### WORK REQUIRED
Quote the entries from the line containing "value-cell[interactable]: 52 —" through the line containing "table-row: $35.00 Ctrl+Shift+$", both included, and nothing else.

### RECORDS SHOWN
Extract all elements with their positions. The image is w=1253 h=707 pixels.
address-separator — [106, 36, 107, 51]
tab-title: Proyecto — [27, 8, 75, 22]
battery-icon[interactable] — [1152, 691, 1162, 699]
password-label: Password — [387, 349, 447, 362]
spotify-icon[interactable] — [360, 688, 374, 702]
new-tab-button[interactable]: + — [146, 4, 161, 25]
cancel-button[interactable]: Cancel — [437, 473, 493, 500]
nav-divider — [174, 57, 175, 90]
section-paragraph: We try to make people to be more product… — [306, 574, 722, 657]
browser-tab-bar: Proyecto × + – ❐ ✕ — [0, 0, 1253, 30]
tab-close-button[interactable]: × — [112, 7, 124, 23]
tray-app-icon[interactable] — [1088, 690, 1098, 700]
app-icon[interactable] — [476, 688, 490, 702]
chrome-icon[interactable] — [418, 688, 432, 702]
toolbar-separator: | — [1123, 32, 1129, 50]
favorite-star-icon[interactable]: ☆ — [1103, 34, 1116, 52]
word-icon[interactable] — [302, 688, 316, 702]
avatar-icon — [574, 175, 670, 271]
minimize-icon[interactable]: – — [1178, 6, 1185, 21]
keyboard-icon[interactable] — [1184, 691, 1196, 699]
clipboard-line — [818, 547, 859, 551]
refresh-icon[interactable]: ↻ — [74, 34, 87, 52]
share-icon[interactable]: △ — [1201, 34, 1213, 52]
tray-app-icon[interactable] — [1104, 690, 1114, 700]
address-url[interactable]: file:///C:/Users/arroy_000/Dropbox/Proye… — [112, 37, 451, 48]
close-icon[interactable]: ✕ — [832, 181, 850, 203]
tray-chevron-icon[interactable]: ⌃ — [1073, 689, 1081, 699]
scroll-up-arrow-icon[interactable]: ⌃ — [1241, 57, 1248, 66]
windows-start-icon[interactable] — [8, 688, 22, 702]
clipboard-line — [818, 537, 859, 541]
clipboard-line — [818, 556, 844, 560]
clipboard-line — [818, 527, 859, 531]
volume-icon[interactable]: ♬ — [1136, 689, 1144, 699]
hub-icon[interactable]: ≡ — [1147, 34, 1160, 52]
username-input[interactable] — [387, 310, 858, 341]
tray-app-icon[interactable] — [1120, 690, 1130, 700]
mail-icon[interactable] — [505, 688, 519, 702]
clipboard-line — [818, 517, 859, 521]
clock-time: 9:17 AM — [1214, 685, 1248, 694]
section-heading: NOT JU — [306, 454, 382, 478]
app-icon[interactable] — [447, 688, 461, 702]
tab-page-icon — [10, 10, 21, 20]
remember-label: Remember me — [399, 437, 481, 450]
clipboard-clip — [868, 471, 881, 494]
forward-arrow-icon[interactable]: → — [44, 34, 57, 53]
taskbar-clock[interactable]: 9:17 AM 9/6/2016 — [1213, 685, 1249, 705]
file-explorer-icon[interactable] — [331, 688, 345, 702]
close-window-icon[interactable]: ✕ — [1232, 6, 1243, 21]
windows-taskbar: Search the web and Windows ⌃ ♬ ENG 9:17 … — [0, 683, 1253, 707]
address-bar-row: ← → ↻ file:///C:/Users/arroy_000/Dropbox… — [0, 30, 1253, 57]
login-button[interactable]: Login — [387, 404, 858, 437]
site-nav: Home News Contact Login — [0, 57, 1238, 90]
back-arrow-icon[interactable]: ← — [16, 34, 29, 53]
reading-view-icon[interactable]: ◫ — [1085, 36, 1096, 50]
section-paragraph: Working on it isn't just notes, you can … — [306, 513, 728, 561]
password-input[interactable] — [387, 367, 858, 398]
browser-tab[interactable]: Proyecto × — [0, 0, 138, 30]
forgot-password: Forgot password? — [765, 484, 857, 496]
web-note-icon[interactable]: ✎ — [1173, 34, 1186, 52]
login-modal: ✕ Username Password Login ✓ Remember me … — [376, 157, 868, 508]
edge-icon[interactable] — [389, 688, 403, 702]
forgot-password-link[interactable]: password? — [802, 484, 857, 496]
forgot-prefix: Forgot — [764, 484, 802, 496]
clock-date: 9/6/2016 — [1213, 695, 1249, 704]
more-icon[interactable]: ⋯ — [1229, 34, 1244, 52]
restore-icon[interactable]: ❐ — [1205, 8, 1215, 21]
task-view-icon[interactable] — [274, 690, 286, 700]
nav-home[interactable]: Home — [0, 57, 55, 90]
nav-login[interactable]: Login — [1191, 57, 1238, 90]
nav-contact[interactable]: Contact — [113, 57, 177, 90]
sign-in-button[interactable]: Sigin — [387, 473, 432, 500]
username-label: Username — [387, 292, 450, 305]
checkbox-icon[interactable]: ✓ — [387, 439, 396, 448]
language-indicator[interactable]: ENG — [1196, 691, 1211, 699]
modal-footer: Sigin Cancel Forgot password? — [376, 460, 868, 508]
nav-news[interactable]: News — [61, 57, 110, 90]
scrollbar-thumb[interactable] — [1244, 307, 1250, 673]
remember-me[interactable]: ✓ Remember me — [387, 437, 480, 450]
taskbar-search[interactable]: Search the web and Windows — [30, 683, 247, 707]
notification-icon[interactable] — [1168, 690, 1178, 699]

--

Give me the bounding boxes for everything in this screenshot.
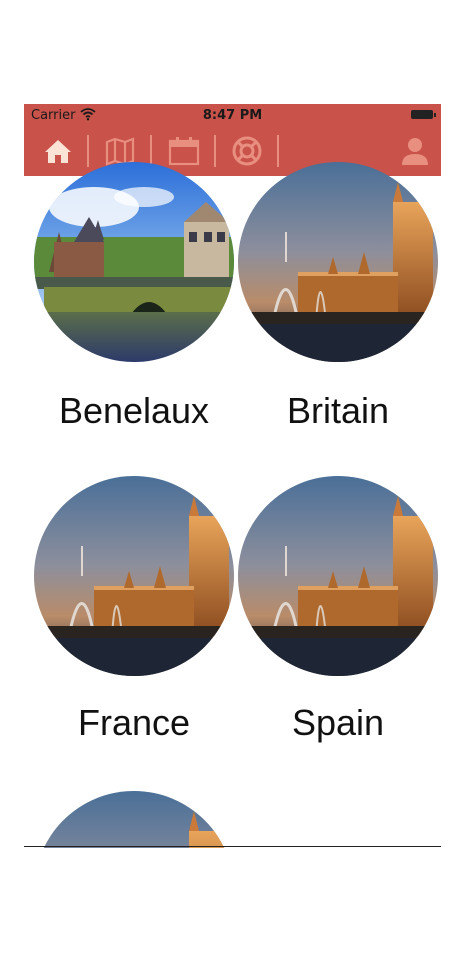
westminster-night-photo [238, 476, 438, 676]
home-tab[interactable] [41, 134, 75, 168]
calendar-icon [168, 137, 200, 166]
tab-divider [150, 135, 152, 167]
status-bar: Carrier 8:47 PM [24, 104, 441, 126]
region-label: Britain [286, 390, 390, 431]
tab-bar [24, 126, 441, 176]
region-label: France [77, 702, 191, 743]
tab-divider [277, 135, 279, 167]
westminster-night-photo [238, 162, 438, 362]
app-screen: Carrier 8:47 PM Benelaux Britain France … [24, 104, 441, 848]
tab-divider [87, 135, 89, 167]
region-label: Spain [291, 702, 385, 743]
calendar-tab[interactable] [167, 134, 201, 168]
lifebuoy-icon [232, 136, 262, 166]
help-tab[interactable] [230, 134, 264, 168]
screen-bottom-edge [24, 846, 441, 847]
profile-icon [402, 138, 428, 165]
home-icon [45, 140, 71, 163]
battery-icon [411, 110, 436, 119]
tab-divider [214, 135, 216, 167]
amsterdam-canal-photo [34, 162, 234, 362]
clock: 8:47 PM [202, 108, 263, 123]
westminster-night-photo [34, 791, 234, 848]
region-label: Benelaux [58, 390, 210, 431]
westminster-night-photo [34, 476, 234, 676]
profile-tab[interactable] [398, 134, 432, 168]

==

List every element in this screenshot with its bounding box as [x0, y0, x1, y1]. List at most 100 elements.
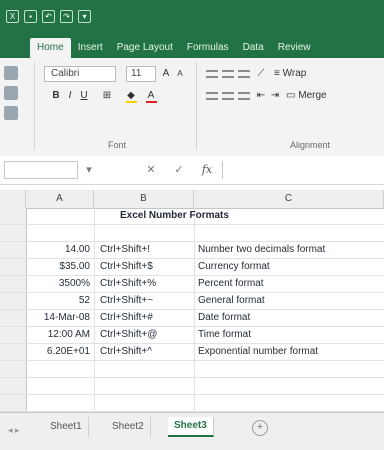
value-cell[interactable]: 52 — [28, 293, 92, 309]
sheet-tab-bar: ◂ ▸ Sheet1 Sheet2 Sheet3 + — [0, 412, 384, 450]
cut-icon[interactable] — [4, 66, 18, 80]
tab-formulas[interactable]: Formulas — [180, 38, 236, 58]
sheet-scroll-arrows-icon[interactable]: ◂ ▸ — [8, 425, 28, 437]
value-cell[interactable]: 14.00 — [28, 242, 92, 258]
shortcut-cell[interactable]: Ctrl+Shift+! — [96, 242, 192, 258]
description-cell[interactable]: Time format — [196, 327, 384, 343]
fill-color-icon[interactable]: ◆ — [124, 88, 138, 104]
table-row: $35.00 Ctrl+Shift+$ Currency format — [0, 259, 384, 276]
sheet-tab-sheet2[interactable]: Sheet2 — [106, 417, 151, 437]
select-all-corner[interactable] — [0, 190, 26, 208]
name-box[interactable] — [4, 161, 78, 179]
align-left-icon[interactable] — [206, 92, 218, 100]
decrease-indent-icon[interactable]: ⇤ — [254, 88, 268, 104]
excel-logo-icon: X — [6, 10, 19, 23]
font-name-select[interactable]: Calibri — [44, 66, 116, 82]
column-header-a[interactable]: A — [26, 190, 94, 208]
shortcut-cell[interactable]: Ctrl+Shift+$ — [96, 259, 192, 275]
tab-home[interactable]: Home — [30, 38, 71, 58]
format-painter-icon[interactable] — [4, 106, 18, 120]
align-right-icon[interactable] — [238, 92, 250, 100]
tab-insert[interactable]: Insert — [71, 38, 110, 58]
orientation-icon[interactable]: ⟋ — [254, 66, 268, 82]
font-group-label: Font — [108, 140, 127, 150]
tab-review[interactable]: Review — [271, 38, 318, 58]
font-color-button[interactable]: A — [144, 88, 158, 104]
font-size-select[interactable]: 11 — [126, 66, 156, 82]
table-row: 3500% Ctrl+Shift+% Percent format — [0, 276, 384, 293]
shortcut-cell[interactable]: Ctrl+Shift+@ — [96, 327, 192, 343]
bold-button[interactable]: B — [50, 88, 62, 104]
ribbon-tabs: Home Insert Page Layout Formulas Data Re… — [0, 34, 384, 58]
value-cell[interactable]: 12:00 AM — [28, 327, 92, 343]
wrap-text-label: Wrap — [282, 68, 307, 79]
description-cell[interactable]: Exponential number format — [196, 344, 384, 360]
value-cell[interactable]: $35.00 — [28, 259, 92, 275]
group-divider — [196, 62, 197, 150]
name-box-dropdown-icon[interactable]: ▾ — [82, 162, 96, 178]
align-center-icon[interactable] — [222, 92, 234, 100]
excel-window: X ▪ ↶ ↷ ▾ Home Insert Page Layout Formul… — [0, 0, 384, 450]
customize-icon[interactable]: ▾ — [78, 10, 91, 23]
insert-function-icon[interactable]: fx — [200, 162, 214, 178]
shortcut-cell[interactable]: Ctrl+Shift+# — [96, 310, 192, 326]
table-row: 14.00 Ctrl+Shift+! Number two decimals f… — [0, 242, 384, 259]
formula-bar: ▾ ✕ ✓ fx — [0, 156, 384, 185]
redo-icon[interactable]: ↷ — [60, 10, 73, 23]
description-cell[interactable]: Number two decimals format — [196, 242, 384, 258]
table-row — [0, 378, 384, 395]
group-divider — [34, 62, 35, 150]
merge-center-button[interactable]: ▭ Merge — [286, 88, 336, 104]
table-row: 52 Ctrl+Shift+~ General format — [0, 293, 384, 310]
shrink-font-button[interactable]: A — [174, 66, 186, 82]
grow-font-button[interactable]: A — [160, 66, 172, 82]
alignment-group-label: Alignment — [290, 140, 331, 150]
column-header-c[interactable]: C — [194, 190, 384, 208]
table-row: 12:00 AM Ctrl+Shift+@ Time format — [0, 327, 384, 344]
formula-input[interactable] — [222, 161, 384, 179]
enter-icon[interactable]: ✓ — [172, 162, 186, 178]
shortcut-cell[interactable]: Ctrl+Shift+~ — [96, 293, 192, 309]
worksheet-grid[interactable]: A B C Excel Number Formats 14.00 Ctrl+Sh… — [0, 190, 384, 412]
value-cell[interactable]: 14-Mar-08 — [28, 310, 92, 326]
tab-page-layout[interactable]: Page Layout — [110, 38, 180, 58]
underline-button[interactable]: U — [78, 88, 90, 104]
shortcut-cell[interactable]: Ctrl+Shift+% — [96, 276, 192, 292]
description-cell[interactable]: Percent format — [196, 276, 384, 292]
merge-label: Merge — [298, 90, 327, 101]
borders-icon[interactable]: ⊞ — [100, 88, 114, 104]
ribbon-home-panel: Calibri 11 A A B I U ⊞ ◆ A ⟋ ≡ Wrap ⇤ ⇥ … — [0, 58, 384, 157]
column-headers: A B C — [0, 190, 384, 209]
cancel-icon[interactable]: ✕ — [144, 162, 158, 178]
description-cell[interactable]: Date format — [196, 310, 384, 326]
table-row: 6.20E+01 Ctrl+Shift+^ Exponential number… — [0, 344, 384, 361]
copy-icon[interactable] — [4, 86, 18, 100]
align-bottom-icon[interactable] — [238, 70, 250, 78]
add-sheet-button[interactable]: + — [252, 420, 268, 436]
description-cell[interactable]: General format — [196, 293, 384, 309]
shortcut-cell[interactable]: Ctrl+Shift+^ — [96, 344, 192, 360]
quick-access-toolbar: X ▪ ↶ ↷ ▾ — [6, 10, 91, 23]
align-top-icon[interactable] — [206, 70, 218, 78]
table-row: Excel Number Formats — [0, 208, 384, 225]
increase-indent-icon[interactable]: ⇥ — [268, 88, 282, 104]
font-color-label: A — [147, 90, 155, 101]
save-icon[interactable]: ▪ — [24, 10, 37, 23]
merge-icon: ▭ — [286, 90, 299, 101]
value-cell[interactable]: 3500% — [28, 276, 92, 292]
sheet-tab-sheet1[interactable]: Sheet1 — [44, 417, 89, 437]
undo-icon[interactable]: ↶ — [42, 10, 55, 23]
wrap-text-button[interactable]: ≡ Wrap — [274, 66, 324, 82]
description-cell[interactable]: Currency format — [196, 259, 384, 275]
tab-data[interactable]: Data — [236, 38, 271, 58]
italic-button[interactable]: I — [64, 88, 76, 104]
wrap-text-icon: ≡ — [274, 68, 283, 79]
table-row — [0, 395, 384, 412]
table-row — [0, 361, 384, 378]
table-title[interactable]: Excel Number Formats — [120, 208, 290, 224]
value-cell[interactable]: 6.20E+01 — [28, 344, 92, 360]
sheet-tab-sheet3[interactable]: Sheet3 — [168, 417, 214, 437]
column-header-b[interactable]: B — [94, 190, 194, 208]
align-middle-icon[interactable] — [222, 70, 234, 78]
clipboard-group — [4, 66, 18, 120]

### THE COMPLETED TASK
value-cell[interactable]: 52 — [28, 293, 92, 309]
sheet-tab-bar: ◂ ▸ Sheet1 Sheet2 Sheet3 + — [0, 412, 384, 450]
cut-icon[interactable] — [4, 66, 18, 80]
tab-formulas[interactable]: Formulas — [180, 38, 236, 58]
sheet-scroll-arrows-icon[interactable]: ◂ ▸ — [8, 425, 28, 437]
value-cell[interactable]: 14.00 — [28, 242, 92, 258]
shortcut-cell[interactable]: Ctrl+Shift+! — [96, 242, 192, 258]
description-cell[interactable]: Time format — [196, 327, 384, 343]
fill-color-icon[interactable]: ◆ — [124, 88, 138, 104]
table-row: $35.00 Ctrl+Shift+$ Currency format — [0, 259, 384, 276]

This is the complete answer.